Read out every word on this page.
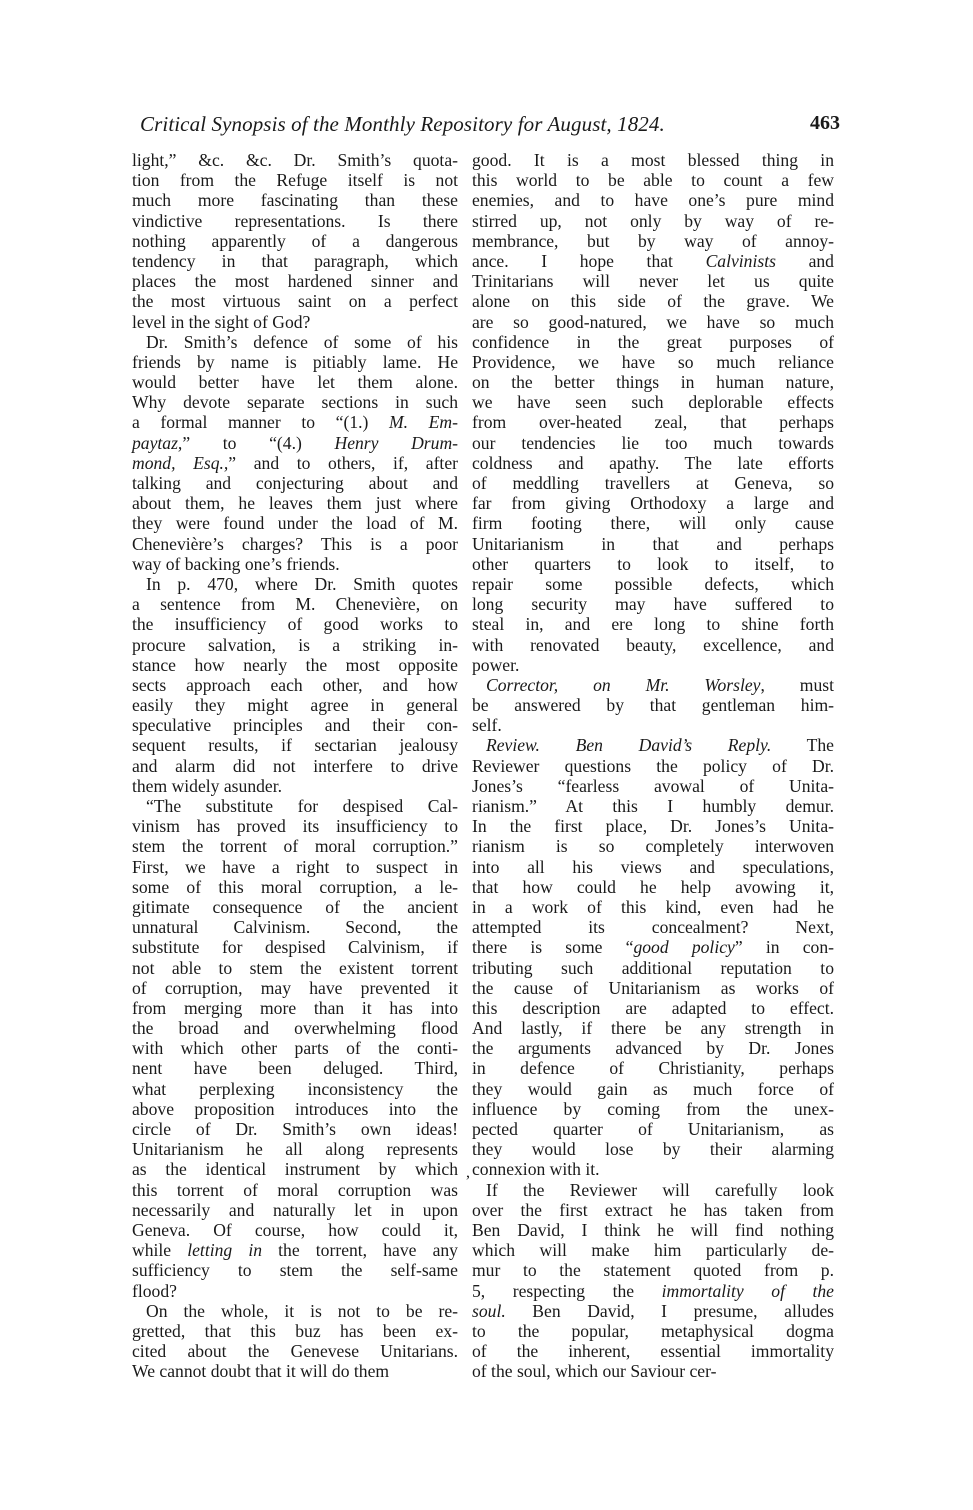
Critical Synopsis of the Monthly Repository for August, 1824.	463
light,” &c. &c. Dr. Smith’s quota-
tion from the Refuge itself is not
much more fascinating than these
vindictive representations. Is there
nothing apparently of a dangerous
tendency in that paragraph, which
places the most hardened sinner and
the most virtuous saint on a perfect
level in the sight of God?
Dr. Smith’s defence of some of his
friends by name is pitiably lame. He
would better have let them alone.
Why devote separate sections in such
a formal manner to “(1.) M. Em-
paytaz,” to “(4.) Henry Drum-
mond, Esq.,” and to others, if, after
talking and conjecturing about and
about them, he leaves them just where
they were found under the load of M.
Chenevière’s charges? This is a poor
way of backing one’s friends.
In p. 470, where Dr. Smith quotes
a sentence from M. Chenevière, on
the insufficiency of good works to
procure salvation, is a striking in-
stance how nearly the most opposite
sects approach each other, and how
easily they might agree in general
speculative principles and their con-
sequent results, if sectarian jealousy
and alarm did not interfere to drive
them widely asunder.
“The substitute for despised Cal-
vinism has proved its insufficiency to
stem the torrent of moral corruption.”
First, we have a right to suspect in
some of this moral corruption, a le-
gitimate consequence of the ancient
unnatural Calvinism. Second, the
substitute for despised Calvinism, if
not able to stem the existent torrent
of corruption, may have prevented it
from merging more than it has into
the broad and overwhelming flood
with which other parts of the conti-
nent have been deluged. Third,
what perplexing inconsistency the
above proposition introduces into the
circle of Dr. Smith’s own ideas!
Unitarianism he all along represents
as the identical instrument by which
this torrent of moral corruption was
necessarily and naturally let in upon
Geneva. Of course, how could it,
while letting in the torrent, have any
sufficiency to stem the self-same
flood?
On the whole, it is not to be re-
gretted, that this buz has been ex-
cited about the Genevese Unitarians.
We cannot doubt that it will do them
good. It is a most blessed thing in
this world to be able to count a few
enemies, and to have one’s pure mind
stirred up, not only by way of re-
membrance, but by way of annoy-
ance. I hope that Calvinists and
Trinitarians will never let us quite
alone on this side of the grave. We
are so good-natured, we have so much
confidence in the great purposes of
Providence, we have so much reliance
on the better things in human nature,
we have seen such deplorable effects
from over-heated zeal, that perhaps
our tendencies lie too much towards
coldness and apathy. The late efforts
of meddling travellers at Geneva, so
far from giving Orthodoxy a large and
firm footing there, will only cause
Unitarianism in that and perhaps
other quarters to look to itself, to
repair some possible defects, which
long security may have suffered to
steal in, and ere long to shine forth
with renovated beauty, excellence, and
power.
Corrector, on Mr. Worsley, must
be answered by that gentleman him-
self.
Review. Ben David’s Reply. The
Reviewer questions the policy of Dr.
Jones’s “fearless avowal of Unita-
rianism.” At this I humbly demur.
In the first place, Dr. Jones’s Unita-
rianism is so completely interwoven
into all his views and speculations,
that how could he help avowing it,
in a work of this kind, even had he
attempted its concealment? Next,
there is some “good policy” in con-
tributing such additional reputation to
the cause of Unitarianism as works of
this description are adapted to effect.
And lastly, if there be any strength in
the arguments advanced by Dr. Jones
in defence of Christianity, perhaps
they would gain as much force of
influence by coming from the unex-
pected quarter of Unitarianism, as
they would lose by their alarming
connexion with it.
If the Reviewer will carefully look
over the first extract he has taken from
Ben David, I think he will find nothing
which will make him particularly de-
mur to the statement quoted from p.
5, respecting the immortality of the
soul. Ben David, I presume, alludes
to the popular, metaphysical dogma
of the inherent, essential immortality
of the soul, which our Saviour cer-
,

______________________________

**Problem details:** Copy out each line word for word, please, skipping the images.

**Exercise solution:**
Read out every word on this page.
Critical Synopsis of the Monthly Repository for August, 1824.	463
light,” &c. &c. Dr. Smith’s quota-
tion from the Refuge itself is not
much more fascinating than these
vindictive representations. Is there
nothing apparently of a dangerous
tendency in that paragraph, which
places the most hardened sinner and
the most virtuous saint on a perfect
level in the sight of God?
Dr. Smith’s defence of some of his
friends by name is pitiably lame. He
would better have let them alone.
Why devote separate sections in such
a formal manner to “(1.) M. Em-
paytaz,” to “(4.) Henry Drum-
mond, Esq.,” and to others, if, after
talking and conjecturing about and
about them, he leaves them just where
they were found under the load of M.
Chenevière’s charges? This is a poor
way of backing one’s friends.
In p. 470, where Dr. Smith quotes
a sentence from M. Chenevière, on
the insufficiency of good works to
procure salvation, is a striking in-
stance how nearly the most opposite
sects approach each other, and how
easily they might agree in general
speculative principles and their con-
sequent results, if sectarian jealousy
and alarm did not interfere to drive
them widely asunder.
“The substitute for despised Cal-
vinism has proved its insufficiency to
stem the torrent of moral corruption.”
First, we have a right to suspect in
some of this moral corruption, a le-
gitimate consequence of the ancient
unnatural Calvinism. Second, the
substitute for despised Calvinism, if
not able to stem the existent torrent
of corruption, may have prevented it
from merging more than it has into
the broad and overwhelming flood
with which other parts of the conti-
nent have been deluged. Third,
what perplexing inconsistency the
above proposition introduces into the
circle of Dr. Smith’s own ideas!
Unitarianism he all along represents
as the identical instrument by which
this torrent of moral corruption was
necessarily and naturally let in upon
Geneva. Of course, how could it,
while letting in the torrent, have any
sufficiency to stem the self-same
flood?
On the whole, it is not to be re-
gretted, that this buz has been ex-
cited about the Genevese Unitarians.
We cannot doubt that it will do them
good. It is a most blessed thing in
this world to be able to count a few
enemies, and to have one’s pure mind
stirred up, not only by way of re-
membrance, but by way of annoy-
ance. I hope that Calvinists and
Trinitarians will never let us quite
alone on this side of the grave. We
are so good-natured, we have so much
confidence in the great purposes of
Providence, we have so much reliance
on the better things in human nature,
we have seen such deplorable effects
from over-heated zeal, that perhaps
our tendencies lie too much towards
coldness and apathy. The late efforts
of meddling travellers at Geneva, so
far from giving Orthodoxy a large and
firm footing there, will only cause
Unitarianism in that and perhaps
other quarters to look to itself, to
repair some possible defects, which
long security may have suffered to
steal in, and ere long to shine forth
with renovated beauty, excellence, and
power.
Corrector, on Mr. Worsley, must
be answered by that gentleman him-
self.
Review. Ben David’s Reply. The
Reviewer questions the policy of Dr.
Jones’s “fearless avowal of Unita-
rianism.” At this I humbly demur.
In the first place, Dr. Jones’s Unita-
rianism is so completely interwoven
into all his views and speculations,
that how could he help avowing it,
in a work of this kind, even had he
attempted its concealment? Next,
there is some “good policy” in con-
tributing such additional reputation to
the cause of Unitarianism as works of
this description are adapted to effect.
And lastly, if there be any strength in
the arguments advanced by Dr. Jones
in defence of Christianity, perhaps
they would gain as much force of
influence by coming from the unex-
pected quarter of Unitarianism, as
they would lose by their alarming
connexion with it.
If the Reviewer will carefully look
over the first extract he has taken from
Ben David, I think he will find nothing
which will make him particularly de-
mur to the statement quoted from p.
5, respecting the immortality of the
soul. Ben David, I presume, alludes
to the popular, metaphysical dogma
of the inherent, essential immortality
of the soul, which our Saviour cer-
,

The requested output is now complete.